(Layout element entries)
________________________
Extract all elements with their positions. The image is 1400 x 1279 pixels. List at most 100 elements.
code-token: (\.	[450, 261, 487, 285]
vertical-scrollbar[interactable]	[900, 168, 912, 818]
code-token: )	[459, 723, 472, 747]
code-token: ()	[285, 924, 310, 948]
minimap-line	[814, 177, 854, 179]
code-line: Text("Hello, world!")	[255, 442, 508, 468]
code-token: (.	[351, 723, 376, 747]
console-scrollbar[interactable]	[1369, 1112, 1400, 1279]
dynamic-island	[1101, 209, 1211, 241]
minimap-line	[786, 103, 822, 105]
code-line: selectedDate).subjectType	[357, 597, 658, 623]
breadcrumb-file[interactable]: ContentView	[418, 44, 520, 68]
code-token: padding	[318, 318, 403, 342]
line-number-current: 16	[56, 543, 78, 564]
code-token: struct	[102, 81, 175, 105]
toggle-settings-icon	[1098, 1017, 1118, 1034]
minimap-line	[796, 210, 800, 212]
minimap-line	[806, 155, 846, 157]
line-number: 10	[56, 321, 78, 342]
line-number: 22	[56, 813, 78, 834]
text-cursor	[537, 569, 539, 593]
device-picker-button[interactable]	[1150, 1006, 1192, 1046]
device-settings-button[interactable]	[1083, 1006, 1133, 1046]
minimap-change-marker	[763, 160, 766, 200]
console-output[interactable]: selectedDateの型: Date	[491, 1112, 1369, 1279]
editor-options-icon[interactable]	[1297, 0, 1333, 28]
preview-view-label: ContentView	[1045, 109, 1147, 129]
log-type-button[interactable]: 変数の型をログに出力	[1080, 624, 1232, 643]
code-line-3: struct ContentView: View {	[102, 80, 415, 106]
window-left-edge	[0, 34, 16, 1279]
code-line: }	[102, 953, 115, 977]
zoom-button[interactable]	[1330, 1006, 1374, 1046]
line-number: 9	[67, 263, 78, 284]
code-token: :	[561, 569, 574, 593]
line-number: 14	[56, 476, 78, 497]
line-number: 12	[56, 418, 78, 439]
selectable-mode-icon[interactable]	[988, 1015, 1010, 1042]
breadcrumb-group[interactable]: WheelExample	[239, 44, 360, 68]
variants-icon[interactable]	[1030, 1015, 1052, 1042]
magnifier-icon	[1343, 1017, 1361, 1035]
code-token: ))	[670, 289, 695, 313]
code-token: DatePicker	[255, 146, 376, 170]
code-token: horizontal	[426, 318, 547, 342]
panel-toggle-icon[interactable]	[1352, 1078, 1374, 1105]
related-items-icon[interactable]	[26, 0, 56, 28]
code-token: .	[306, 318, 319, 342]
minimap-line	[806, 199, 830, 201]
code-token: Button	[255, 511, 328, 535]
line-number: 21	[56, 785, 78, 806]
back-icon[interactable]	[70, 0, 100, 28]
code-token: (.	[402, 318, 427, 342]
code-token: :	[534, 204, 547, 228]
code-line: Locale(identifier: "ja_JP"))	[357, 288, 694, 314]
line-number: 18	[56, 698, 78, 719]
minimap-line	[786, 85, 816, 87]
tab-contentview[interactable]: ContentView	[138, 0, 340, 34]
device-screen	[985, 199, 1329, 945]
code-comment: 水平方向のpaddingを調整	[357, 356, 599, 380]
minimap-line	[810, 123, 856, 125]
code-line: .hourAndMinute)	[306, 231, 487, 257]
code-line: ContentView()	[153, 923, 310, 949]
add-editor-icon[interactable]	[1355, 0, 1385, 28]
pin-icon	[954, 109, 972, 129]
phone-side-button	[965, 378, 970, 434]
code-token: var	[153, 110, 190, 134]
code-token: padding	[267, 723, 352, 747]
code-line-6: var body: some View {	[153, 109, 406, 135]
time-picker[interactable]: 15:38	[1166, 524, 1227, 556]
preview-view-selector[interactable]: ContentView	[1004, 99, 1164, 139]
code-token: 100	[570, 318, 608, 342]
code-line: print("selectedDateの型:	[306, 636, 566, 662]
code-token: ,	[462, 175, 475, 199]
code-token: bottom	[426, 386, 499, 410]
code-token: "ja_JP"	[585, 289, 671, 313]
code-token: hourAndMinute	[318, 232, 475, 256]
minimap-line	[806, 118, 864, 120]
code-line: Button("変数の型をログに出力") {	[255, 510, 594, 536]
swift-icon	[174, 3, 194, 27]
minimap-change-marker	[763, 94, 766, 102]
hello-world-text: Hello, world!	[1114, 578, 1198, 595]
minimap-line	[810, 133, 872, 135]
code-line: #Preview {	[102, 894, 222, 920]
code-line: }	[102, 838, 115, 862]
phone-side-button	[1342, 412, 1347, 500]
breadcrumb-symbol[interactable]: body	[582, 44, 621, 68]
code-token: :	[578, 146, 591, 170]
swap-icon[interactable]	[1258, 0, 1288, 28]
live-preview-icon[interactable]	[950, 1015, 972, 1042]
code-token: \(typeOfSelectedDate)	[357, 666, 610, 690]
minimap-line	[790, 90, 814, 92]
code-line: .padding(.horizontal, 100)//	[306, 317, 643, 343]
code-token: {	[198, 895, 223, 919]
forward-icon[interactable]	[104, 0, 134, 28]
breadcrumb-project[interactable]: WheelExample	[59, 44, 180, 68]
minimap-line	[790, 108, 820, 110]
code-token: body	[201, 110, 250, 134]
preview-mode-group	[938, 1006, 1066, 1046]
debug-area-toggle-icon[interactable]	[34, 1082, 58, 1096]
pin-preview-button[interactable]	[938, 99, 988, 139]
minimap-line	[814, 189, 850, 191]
________________________
What is being asked ▸ Write out the data above again, putting "minimap-row" wherever "minimap-line" appears and changing nothing else.

Exercise response ▸
Extract all elements with their positions. The image is 1400 x 1279 pixels. List at most 100 elements.
code-token: (\.	[450, 261, 487, 285]
vertical-scrollbar[interactable]	[900, 168, 912, 818]
code-token: )	[459, 723, 472, 747]
code-token: ()	[285, 924, 310, 948]
minimap-row	[814, 177, 854, 179]
code-line: Text("Hello, world!")	[255, 442, 508, 468]
code-token: (.	[351, 723, 376, 747]
console-scrollbar[interactable]	[1369, 1112, 1400, 1279]
dynamic-island	[1101, 209, 1211, 241]
minimap-row	[786, 103, 822, 105]
code-line: selectedDate).subjectType	[357, 597, 658, 623]
breadcrumb-file[interactable]: ContentView	[418, 44, 520, 68]
code-token: padding	[318, 318, 403, 342]
line-number-current: 16	[56, 543, 78, 564]
code-token: struct	[102, 81, 175, 105]
toggle-settings-icon	[1098, 1017, 1118, 1034]
minimap-row	[796, 210, 800, 212]
minimap-row	[806, 155, 846, 157]
line-number: 10	[56, 321, 78, 342]
line-number: 22	[56, 813, 78, 834]
text-cursor	[537, 569, 539, 593]
device-picker-button[interactable]	[1150, 1006, 1192, 1046]
device-settings-button[interactable]	[1083, 1006, 1133, 1046]
minimap-change-marker	[763, 160, 766, 200]
console-output[interactable]: selectedDateの型: Date	[491, 1112, 1369, 1279]
editor-options-icon[interactable]	[1297, 0, 1333, 28]
preview-view-label: ContentView	[1045, 109, 1147, 129]
log-type-button[interactable]: 変数の型をログに出力	[1080, 624, 1232, 643]
code-line-3: struct ContentView: View {	[102, 80, 415, 106]
window-left-edge	[0, 34, 16, 1279]
code-line: }	[102, 953, 115, 977]
zoom-button[interactable]	[1330, 1006, 1374, 1046]
line-number: 9	[67, 263, 78, 284]
code-token: :	[561, 569, 574, 593]
line-number: 14	[56, 476, 78, 497]
line-number: 12	[56, 418, 78, 439]
selectable-mode-icon[interactable]	[988, 1015, 1010, 1042]
breadcrumb-group[interactable]: WheelExample	[239, 44, 360, 68]
variants-icon[interactable]	[1030, 1015, 1052, 1042]
magnifier-icon	[1343, 1017, 1361, 1035]
code-token: ))	[670, 289, 695, 313]
code-token: DatePicker	[255, 146, 376, 170]
code-token: horizontal	[426, 318, 547, 342]
panel-toggle-icon[interactable]	[1352, 1078, 1374, 1105]
related-items-icon[interactable]	[26, 0, 56, 28]
code-token: .	[306, 318, 319, 342]
minimap-row	[806, 199, 830, 201]
code-token: Button	[255, 511, 328, 535]
line-number: 21	[56, 785, 78, 806]
back-icon[interactable]	[70, 0, 100, 28]
code-token: (.	[402, 318, 427, 342]
code-token: :	[534, 204, 547, 228]
code-line: Locale(identifier: "ja_JP"))	[357, 288, 694, 314]
line-number: 18	[56, 698, 78, 719]
minimap-row	[786, 85, 816, 87]
tab-contentview[interactable]: ContentView	[138, 0, 340, 34]
device-screen	[985, 199, 1329, 945]
code-comment: 水平方向のpaddingを調整	[357, 356, 599, 380]
minimap-row	[810, 123, 856, 125]
code-line: .hourAndMinute)	[306, 231, 487, 257]
code-line: ContentView()	[153, 923, 310, 949]
add-editor-icon[interactable]	[1355, 0, 1385, 28]
pin-icon	[954, 109, 972, 129]
phone-side-button	[965, 378, 970, 434]
code-token: var	[153, 110, 190, 134]
code-token: padding	[267, 723, 352, 747]
code-line-6: var body: some View {	[153, 109, 406, 135]
time-picker[interactable]: 15:38	[1166, 524, 1227, 556]
preview-view-selector[interactable]: ContentView	[1004, 99, 1164, 139]
code-token: 100	[570, 318, 608, 342]
code-line: print("selectedDateの型:	[306, 636, 566, 662]
code-token: ,	[462, 175, 475, 199]
code-token: bottom	[426, 386, 499, 410]
code-token: "ja_JP"	[585, 289, 671, 313]
code-token: hourAndMinute	[318, 232, 475, 256]
minimap-row	[806, 118, 864, 120]
code-line: Button("変数の型をログに出力") {	[255, 510, 594, 536]
swift-icon	[174, 3, 194, 27]
minimap-change-marker	[763, 94, 766, 102]
hello-world-text: Hello, world!	[1114, 578, 1198, 595]
minimap-row	[810, 133, 872, 135]
code-line: #Preview {	[102, 894, 222, 920]
code-line: }	[102, 838, 115, 862]
phone-side-button	[1342, 412, 1347, 500]
breadcrumb-symbol[interactable]: body	[582, 44, 621, 68]
code-token: :	[578, 146, 591, 170]
swap-icon[interactable]	[1258, 0, 1288, 28]
live-preview-icon[interactable]	[950, 1015, 972, 1042]
code-token: \(typeOfSelectedDate)	[357, 666, 610, 690]
minimap-row	[790, 90, 814, 92]
code-line: .padding(.horizontal, 100)//	[306, 317, 643, 343]
code-token: {	[198, 895, 223, 919]
forward-icon[interactable]	[104, 0, 134, 28]
breadcrumb-project[interactable]: WheelExample	[59, 44, 180, 68]
minimap-row	[790, 108, 820, 110]
code-token: body	[201, 110, 250, 134]
preview-mode-group	[938, 1006, 1066, 1046]
debug-area-toggle-icon[interactable]	[34, 1082, 58, 1096]
pin-preview-button[interactable]	[938, 99, 988, 139]
minimap-row	[814, 189, 850, 191]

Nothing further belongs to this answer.